How to complete this task: The word "cell" appears in some lines of the listing below; report how many such lines there are, and nothing else.

---------- Provided entries

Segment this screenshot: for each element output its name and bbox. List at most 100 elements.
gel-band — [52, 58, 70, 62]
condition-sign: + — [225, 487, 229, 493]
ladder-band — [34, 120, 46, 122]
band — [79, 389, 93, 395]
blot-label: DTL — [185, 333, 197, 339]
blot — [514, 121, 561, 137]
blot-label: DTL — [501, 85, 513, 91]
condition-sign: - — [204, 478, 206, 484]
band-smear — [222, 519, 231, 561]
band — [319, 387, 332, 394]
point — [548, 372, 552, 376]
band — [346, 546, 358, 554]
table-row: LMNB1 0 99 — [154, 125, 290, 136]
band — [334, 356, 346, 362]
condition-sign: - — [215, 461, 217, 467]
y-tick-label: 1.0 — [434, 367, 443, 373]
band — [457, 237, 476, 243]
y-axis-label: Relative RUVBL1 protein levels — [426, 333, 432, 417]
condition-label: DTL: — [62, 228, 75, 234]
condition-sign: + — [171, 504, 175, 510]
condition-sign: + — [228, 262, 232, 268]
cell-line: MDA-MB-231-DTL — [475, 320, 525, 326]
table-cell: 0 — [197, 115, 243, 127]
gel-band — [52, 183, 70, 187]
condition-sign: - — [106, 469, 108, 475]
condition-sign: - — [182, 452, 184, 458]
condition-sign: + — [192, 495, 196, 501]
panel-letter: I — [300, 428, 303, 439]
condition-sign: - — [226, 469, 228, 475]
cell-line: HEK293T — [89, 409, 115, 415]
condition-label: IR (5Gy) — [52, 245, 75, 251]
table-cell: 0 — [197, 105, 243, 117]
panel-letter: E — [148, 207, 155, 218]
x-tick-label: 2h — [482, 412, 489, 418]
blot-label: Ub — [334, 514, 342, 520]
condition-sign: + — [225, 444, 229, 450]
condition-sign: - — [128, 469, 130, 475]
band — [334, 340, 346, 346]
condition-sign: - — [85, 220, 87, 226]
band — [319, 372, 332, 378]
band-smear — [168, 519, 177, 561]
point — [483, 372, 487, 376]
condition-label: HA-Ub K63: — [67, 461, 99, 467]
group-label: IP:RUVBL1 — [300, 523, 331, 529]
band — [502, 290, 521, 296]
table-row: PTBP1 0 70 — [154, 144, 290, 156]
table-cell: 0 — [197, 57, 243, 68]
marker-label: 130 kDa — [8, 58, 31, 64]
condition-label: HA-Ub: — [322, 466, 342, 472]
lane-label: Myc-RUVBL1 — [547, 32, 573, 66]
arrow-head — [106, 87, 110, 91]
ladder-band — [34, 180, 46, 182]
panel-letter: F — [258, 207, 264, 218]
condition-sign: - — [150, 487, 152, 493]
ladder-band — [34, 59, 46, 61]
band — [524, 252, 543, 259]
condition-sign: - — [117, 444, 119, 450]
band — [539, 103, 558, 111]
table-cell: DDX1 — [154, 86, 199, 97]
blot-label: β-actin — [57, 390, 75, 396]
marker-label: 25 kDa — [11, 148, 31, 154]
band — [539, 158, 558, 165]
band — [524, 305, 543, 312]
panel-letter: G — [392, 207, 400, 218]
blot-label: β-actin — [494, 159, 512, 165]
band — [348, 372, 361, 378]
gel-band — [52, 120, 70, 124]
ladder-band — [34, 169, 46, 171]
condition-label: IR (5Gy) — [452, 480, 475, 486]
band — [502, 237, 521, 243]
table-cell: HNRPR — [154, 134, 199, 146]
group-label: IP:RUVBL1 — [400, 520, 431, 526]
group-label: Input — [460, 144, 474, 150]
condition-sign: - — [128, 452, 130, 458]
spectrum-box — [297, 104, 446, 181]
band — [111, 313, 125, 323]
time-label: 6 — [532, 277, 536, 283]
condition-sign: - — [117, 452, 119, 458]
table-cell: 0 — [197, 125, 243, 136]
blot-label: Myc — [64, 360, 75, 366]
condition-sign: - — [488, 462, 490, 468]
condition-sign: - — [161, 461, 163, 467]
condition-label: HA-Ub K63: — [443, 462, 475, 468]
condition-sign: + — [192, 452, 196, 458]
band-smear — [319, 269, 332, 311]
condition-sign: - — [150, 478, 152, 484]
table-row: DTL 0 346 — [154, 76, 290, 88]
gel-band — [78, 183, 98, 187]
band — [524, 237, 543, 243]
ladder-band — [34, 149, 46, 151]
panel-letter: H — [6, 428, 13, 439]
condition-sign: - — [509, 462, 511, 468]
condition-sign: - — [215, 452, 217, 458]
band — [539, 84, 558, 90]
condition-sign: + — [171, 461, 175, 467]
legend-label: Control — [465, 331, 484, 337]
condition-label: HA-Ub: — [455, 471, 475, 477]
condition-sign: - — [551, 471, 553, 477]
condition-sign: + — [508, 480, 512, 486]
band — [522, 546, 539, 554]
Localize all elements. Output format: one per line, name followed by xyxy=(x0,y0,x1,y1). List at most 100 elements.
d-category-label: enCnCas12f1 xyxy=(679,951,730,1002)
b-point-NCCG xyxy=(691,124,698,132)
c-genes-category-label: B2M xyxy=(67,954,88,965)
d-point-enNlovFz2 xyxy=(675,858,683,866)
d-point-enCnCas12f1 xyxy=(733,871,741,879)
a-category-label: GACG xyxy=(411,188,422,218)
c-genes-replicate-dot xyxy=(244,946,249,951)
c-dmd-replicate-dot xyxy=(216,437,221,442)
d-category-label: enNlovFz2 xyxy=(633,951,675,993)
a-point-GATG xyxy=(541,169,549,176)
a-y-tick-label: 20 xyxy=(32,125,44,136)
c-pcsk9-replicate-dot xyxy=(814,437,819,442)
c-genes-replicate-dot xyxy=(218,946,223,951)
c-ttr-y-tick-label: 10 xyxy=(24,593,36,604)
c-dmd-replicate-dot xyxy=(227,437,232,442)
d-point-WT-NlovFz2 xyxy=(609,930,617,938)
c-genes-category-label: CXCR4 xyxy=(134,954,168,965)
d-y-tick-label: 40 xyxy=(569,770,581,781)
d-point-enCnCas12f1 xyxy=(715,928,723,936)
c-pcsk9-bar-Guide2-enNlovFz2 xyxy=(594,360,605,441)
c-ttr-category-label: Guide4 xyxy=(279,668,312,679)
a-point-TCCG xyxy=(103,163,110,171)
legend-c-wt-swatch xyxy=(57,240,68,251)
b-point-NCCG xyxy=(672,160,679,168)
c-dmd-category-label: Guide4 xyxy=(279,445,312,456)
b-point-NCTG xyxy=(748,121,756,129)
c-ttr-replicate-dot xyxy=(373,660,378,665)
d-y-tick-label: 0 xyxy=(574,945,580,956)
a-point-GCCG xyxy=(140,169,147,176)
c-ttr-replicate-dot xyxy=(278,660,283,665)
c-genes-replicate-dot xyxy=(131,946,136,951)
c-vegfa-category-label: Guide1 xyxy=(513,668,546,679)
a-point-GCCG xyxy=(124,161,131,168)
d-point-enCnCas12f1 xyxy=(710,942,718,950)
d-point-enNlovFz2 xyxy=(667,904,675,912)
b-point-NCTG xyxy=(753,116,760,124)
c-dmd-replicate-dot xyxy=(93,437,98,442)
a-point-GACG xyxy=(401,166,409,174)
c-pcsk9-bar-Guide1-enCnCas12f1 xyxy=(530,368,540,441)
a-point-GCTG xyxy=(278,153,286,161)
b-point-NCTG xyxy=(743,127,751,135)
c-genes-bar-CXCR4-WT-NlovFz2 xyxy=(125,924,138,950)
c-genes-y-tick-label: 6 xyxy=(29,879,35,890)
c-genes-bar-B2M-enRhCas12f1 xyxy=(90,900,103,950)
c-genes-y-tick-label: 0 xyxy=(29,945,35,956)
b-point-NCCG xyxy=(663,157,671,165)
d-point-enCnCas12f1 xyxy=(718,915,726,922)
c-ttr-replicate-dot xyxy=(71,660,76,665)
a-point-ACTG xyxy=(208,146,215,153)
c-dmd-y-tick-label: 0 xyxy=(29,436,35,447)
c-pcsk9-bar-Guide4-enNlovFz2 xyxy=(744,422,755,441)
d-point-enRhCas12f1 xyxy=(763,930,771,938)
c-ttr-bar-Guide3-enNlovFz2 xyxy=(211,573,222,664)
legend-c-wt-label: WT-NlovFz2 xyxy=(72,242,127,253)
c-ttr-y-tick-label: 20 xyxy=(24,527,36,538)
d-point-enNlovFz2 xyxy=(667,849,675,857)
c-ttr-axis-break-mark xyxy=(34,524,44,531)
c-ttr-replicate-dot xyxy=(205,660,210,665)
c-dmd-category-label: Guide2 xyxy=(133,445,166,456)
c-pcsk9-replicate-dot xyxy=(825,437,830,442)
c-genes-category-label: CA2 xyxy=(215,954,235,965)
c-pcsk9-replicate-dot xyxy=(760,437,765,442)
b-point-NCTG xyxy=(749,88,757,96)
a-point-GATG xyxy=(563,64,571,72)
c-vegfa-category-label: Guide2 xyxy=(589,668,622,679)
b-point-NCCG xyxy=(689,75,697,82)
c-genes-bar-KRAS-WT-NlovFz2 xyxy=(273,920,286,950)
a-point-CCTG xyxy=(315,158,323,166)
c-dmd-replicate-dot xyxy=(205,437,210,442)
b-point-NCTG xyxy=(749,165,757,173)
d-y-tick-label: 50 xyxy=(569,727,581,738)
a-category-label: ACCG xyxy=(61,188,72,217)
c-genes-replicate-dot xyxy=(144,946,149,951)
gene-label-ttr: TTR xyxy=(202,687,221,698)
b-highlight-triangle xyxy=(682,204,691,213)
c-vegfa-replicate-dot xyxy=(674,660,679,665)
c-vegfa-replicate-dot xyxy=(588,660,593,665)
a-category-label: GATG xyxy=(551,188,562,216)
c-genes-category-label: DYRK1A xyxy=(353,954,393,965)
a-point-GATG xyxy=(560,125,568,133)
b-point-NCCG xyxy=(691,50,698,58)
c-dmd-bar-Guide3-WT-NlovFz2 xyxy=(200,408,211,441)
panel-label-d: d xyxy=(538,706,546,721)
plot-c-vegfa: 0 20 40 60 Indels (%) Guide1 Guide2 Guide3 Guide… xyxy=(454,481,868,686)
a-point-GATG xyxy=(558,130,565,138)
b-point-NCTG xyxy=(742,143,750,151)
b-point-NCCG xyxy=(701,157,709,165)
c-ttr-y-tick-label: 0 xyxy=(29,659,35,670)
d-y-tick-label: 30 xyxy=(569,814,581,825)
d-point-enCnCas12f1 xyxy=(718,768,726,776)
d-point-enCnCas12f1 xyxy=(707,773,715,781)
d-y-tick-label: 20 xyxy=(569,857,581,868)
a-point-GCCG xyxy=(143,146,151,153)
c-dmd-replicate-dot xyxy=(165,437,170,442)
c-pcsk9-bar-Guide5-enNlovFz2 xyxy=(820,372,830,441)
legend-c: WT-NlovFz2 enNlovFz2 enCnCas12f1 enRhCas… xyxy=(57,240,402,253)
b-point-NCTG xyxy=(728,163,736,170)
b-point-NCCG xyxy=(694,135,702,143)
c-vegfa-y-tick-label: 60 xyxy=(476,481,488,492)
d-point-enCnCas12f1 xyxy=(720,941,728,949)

--------------------
---------- Provided entries

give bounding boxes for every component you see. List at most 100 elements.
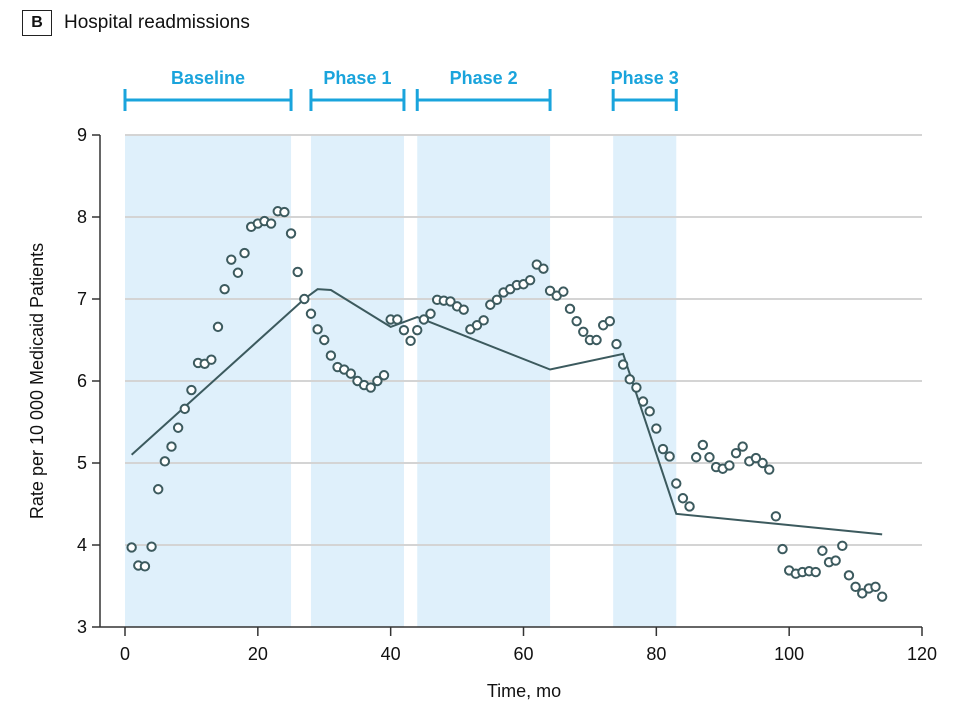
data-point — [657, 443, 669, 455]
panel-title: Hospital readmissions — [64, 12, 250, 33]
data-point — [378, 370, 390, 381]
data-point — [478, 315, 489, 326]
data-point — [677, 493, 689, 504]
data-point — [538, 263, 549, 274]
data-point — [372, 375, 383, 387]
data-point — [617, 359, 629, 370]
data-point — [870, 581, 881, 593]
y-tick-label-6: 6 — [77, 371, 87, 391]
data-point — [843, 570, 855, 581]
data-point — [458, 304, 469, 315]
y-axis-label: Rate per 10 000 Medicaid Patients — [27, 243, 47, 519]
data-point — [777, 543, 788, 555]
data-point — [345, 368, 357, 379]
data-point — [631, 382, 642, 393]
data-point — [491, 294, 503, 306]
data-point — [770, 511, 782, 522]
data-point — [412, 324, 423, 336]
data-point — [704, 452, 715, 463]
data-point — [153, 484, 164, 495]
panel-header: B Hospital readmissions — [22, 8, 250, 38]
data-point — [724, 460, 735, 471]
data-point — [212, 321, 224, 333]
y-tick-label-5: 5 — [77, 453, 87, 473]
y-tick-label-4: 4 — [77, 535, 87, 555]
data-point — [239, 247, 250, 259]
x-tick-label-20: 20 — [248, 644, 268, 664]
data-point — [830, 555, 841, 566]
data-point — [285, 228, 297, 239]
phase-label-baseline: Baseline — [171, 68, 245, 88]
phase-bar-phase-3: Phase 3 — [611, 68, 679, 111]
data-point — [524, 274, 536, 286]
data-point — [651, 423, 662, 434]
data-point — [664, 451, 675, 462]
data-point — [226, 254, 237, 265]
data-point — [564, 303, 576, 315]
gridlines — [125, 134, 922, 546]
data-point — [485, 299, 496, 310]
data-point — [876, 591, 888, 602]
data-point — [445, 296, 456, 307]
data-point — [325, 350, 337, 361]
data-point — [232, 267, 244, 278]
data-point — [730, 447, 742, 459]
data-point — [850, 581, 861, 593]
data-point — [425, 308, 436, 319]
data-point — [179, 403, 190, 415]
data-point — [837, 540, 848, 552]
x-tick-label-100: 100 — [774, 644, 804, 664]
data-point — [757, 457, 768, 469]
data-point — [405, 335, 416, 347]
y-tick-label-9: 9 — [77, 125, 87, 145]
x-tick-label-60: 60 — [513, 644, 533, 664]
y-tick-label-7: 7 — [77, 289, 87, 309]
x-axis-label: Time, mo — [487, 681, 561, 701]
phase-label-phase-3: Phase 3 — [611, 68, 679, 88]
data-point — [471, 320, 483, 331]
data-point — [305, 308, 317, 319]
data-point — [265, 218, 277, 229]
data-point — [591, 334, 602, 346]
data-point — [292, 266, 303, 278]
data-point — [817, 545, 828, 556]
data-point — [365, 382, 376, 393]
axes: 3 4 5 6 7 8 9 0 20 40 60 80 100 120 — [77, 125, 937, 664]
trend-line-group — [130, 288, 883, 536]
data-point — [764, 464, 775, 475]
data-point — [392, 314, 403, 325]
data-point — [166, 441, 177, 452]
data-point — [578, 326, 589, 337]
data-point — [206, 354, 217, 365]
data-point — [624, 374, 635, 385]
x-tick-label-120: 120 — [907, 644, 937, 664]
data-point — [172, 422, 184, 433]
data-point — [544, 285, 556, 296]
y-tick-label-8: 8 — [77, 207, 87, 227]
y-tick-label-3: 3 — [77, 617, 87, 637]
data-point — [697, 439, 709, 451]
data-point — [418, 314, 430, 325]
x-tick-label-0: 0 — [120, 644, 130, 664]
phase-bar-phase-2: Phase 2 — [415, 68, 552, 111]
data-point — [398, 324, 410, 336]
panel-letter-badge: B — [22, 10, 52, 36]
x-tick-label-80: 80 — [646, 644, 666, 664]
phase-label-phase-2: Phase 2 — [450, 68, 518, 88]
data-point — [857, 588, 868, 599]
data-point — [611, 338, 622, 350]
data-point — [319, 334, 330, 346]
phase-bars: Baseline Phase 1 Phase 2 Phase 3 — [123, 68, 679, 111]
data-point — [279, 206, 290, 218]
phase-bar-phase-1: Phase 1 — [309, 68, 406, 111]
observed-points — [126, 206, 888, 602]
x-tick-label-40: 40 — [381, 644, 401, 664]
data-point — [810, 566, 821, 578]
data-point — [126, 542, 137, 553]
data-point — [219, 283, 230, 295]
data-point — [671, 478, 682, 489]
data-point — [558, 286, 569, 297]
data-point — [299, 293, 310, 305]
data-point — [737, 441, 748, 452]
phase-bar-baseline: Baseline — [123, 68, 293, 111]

--------------------

Exercise result: 8